__Data entries__:
————
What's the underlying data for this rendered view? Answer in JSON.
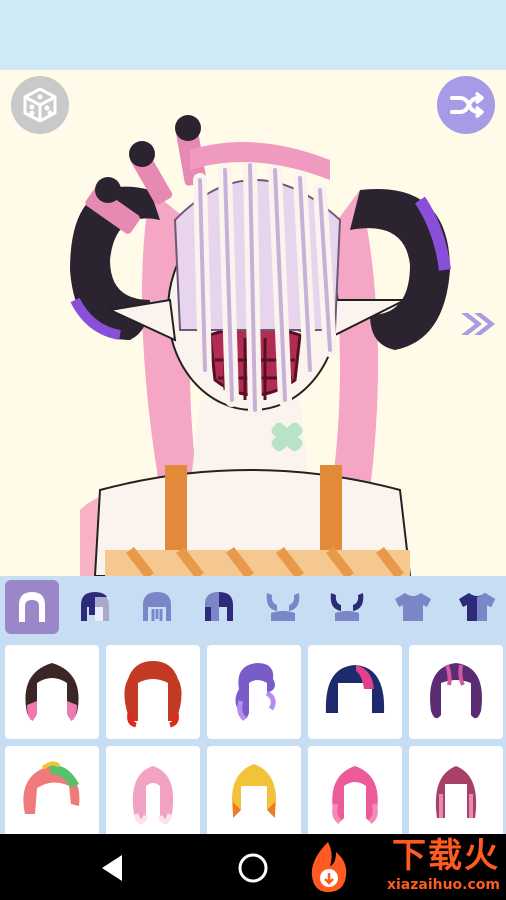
{
  "app": {
    "accent_color": "#9b86c9",
    "tab_bg_color": "#c7ddf3"
  },
  "canvas": {
    "random_button_icon": "dice-icon",
    "shuffle_button_icon": "shuffle-icon",
    "next_icon": "double-chevron-right-icon"
  },
  "tabs": [
    {
      "icon": "back-hair-icon",
      "active": true
    },
    {
      "icon": "hair-front-dark-icon",
      "active": false
    },
    {
      "icon": "hair-bangs-icon",
      "active": false
    },
    {
      "icon": "hair-side-dark-icon",
      "active": false
    },
    {
      "icon": "horns-icon",
      "active": false
    },
    {
      "icon": "horns-dark-icon",
      "active": false
    },
    {
      "icon": "shirt-icon",
      "active": false
    },
    {
      "icon": "shirt-dark-icon",
      "active": false
    }
  ],
  "options": [
    {
      "icon": "hair-option-icon",
      "colors": [
        "#3a2626",
        "#f07ab0"
      ]
    },
    {
      "icon": "hair-option-icon",
      "colors": [
        "#c23a24",
        "#e0281e"
      ]
    },
    {
      "icon": "hair-option-icon",
      "colors": [
        "#7a5cc8",
        "#b78cf0"
      ]
    },
    {
      "icon": "hair-option-icon",
      "colors": [
        "#1d2a6b",
        "#e0428e"
      ]
    },
    {
      "icon": "hair-option-icon",
      "colors": [
        "#5b2b74",
        "#d45aa0"
      ]
    },
    {
      "icon": "hair-option-icon",
      "colors": [
        "#f07a7a",
        "#58c06a"
      ]
    },
    {
      "icon": "hair-option-icon",
      "colors": [
        "#f2a2c2",
        "#fce0ec"
      ]
    },
    {
      "icon": "hair-option-icon",
      "colors": [
        "#f2c23a",
        "#f07a2a"
      ]
    },
    {
      "icon": "hair-option-icon",
      "colors": [
        "#ec5a9a",
        "#f58ab8"
      ]
    },
    {
      "icon": "hair-option-icon",
      "colors": [
        "#a8406a",
        "#e88aac"
      ]
    }
  ],
  "navbar": {
    "back_icon": "back-triangle-icon",
    "home_icon": "home-circle-icon"
  },
  "watermark": {
    "title": "下载火",
    "subtitle": "xiazaihuo.com"
  }
}
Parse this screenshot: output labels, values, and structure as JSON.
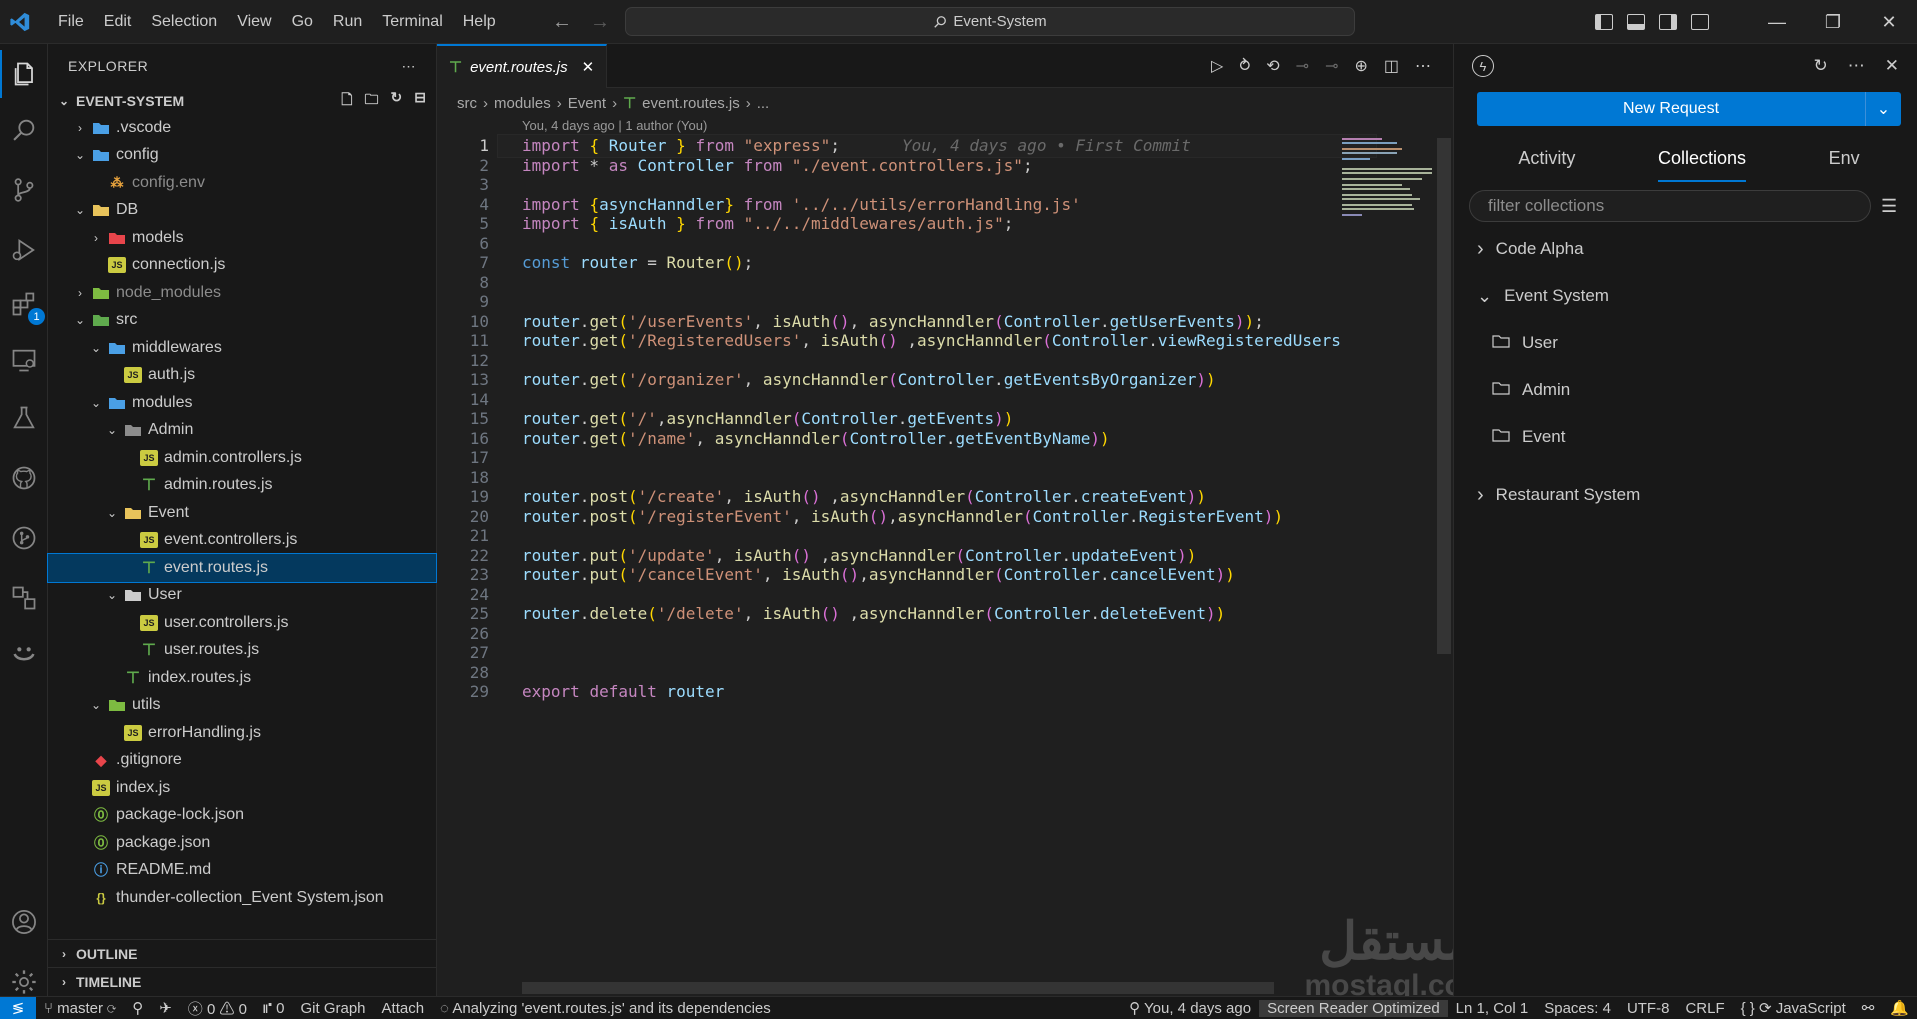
{
  "menu": [
    "File",
    "Edit",
    "Selection",
    "View",
    "Go",
    "Run",
    "Terminal",
    "Help"
  ],
  "search": {
    "label": "Event-System"
  },
  "explorer": {
    "title": "EXPLORER",
    "root": "EVENT-SYSTEM",
    "tree": [
      {
        "label": ".vscode",
        "indent": 1,
        "chev": ">",
        "icon": "folder-vscode",
        "color": "#4a9fe5"
      },
      {
        "label": "config",
        "indent": 1,
        "chev": "v",
        "icon": "folder-config",
        "color": "#4a9fe5"
      },
      {
        "label": "config.env",
        "indent": 2,
        "chev": "",
        "icon": "env-file",
        "color": "#e8a33d",
        "dim": true
      },
      {
        "label": "DB",
        "indent": 1,
        "chev": "v",
        "icon": "folder",
        "color": "#e8c35b"
      },
      {
        "label": "models",
        "indent": 2,
        "chev": ">",
        "icon": "folder-models",
        "color": "#e8454b"
      },
      {
        "label": "connection.js",
        "indent": 2,
        "chev": "",
        "icon": "js-file"
      },
      {
        "label": "node_modules",
        "indent": 1,
        "chev": ">",
        "icon": "folder-node",
        "color": "#7dbb41",
        "dim": true
      },
      {
        "label": "src",
        "indent": 1,
        "chev": "v",
        "icon": "folder-src",
        "color": "#5faa4d"
      },
      {
        "label": "middlewares",
        "indent": 2,
        "chev": "v",
        "icon": "folder-middleware",
        "color": "#4a9fe5"
      },
      {
        "label": "auth.js",
        "indent": 3,
        "chev": "",
        "icon": "js-file"
      },
      {
        "label": "modules",
        "indent": 2,
        "chev": "v",
        "icon": "folder-modules",
        "color": "#4a9fe5"
      },
      {
        "label": "Admin",
        "indent": 3,
        "chev": "v",
        "icon": "folder-admin",
        "color": "#8c8c8c"
      },
      {
        "label": "admin.controllers.js",
        "indent": 4,
        "chev": "",
        "icon": "js-file"
      },
      {
        "label": "admin.routes.js",
        "indent": 4,
        "chev": "",
        "icon": "routes-file"
      },
      {
        "label": "Event",
        "indent": 3,
        "chev": "v",
        "icon": "folder",
        "color": "#e8c35b"
      },
      {
        "label": "event.controllers.js",
        "indent": 4,
        "chev": "",
        "icon": "js-file"
      },
      {
        "label": "event.routes.js",
        "indent": 4,
        "chev": "",
        "icon": "routes-file",
        "selected": true
      },
      {
        "label": "User",
        "indent": 3,
        "chev": "v",
        "icon": "folder-user",
        "color": "#cccccc"
      },
      {
        "label": "user.controllers.js",
        "indent": 4,
        "chev": "",
        "icon": "js-file"
      },
      {
        "label": "user.routes.js",
        "indent": 4,
        "chev": "",
        "icon": "routes-file"
      },
      {
        "label": "index.routes.js",
        "indent": 3,
        "chev": "",
        "icon": "routes-file"
      },
      {
        "label": "utils",
        "indent": 2,
        "chev": "v",
        "icon": "folder-utils",
        "color": "#7dbb41"
      },
      {
        "label": "errorHandling.js",
        "indent": 3,
        "chev": "",
        "icon": "js-file"
      },
      {
        "label": ".gitignore",
        "indent": 1,
        "chev": "",
        "icon": "git-file",
        "color": "#e8454b"
      },
      {
        "label": "index.js",
        "indent": 1,
        "chev": "",
        "icon": "js-file"
      },
      {
        "label": "package-lock.json",
        "indent": 1,
        "chev": "",
        "icon": "npm-file",
        "color": "#7dbb41"
      },
      {
        "label": "package.json",
        "indent": 1,
        "chev": "",
        "icon": "npm-file",
        "color": "#7dbb41"
      },
      {
        "label": "README.md",
        "indent": 1,
        "chev": "",
        "icon": "info-file",
        "color": "#4a9fe5"
      },
      {
        "label": "thunder-collection_Event System.json",
        "indent": 1,
        "chev": "",
        "icon": "json-file",
        "color": "#cbcb41"
      }
    ],
    "outline": "OUTLINE",
    "timeline": "TIMELINE"
  },
  "editor": {
    "tab": "event.routes.js",
    "breadcrumb": [
      "src",
      "modules",
      "Event",
      "event.routes.js",
      "..."
    ],
    "blame": "You, 4 days ago | 1 author (You)",
    "ghost": "You, 4 days ago • First Commit",
    "lines": [
      "import { Router } from \"express\";",
      "import * as Controller from \"./event.controllers.js\";",
      "",
      "import {asyncHanndler} from '../../utils/errorHandling.js'",
      "import { isAuth } from \"../../middlewares/auth.js\";",
      "",
      "const router = Router();",
      "",
      "",
      "router.get('/userEvents', isAuth(), asyncHanndler(Controller.getUserEvents));",
      "router.get('/RegisteredUsers', isAuth() ,asyncHanndler(Controller.viewRegisteredUsers",
      "",
      "router.get('/organizer', asyncHanndler(Controller.getEventsByOrganizer))",
      "",
      "router.get('/',asyncHanndler(Controller.getEvents))",
      "router.get('/name', asyncHanndler(Controller.getEventByName))",
      "",
      "",
      "router.post('/create', isAuth() ,asyncHanndler(Controller.createEvent))",
      "router.post('/registerEvent', isAuth(),asyncHanndler(Controller.RegisterEvent))",
      "",
      "router.put('/update', isAuth() ,asyncHanndler(Controller.updateEvent))",
      "router.put('/cancelEvent', isAuth(),asyncHanndler(Controller.cancelEvent))",
      "",
      "router.delete('/delete', isAuth() ,asyncHanndler(Controller.deleteEvent))",
      "",
      "",
      "",
      "export default router"
    ]
  },
  "thunder": {
    "new_request": "New Request",
    "tabs": [
      "Activity",
      "Collections",
      "Env"
    ],
    "active_tab": "Collections",
    "filter_placeholder": "filter collections",
    "collections": [
      {
        "label": "Code Alpha",
        "type": "collapsed"
      },
      {
        "label": "Event System",
        "type": "expanded"
      },
      {
        "label": "User",
        "type": "folder"
      },
      {
        "label": "Admin",
        "type": "folder"
      },
      {
        "label": "Event",
        "type": "folder"
      },
      {
        "label": "Restaurant System",
        "type": "collapsed"
      }
    ]
  },
  "status": {
    "branch": "master",
    "errors": "0",
    "warnings": "0",
    "ports": "0",
    "git_graph": "Git Graph",
    "attach": "Attach",
    "analyzing": "Analyzing 'event.routes.js' and its dependencies",
    "blame": "You, 4 days ago",
    "screen_reader": "Screen Reader Optimized",
    "position": "Ln 1, Col 1",
    "spaces": "Spaces: 4",
    "encoding": "UTF-8",
    "eol": "CRLF",
    "language": "JavaScript"
  },
  "watermark": {
    "arabic": "مستقل",
    "latin": "mostaql.com"
  },
  "colors": {
    "accent": "#0078d4",
    "selection": "#04395e"
  }
}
————
__Requirements__: Locate each line containing the string "errorHandling" and show it.

__Answer in full__:
        "label": "errorHandling.js",
      "import {asyncHanndler} from '../../utils/errorHandling.js'",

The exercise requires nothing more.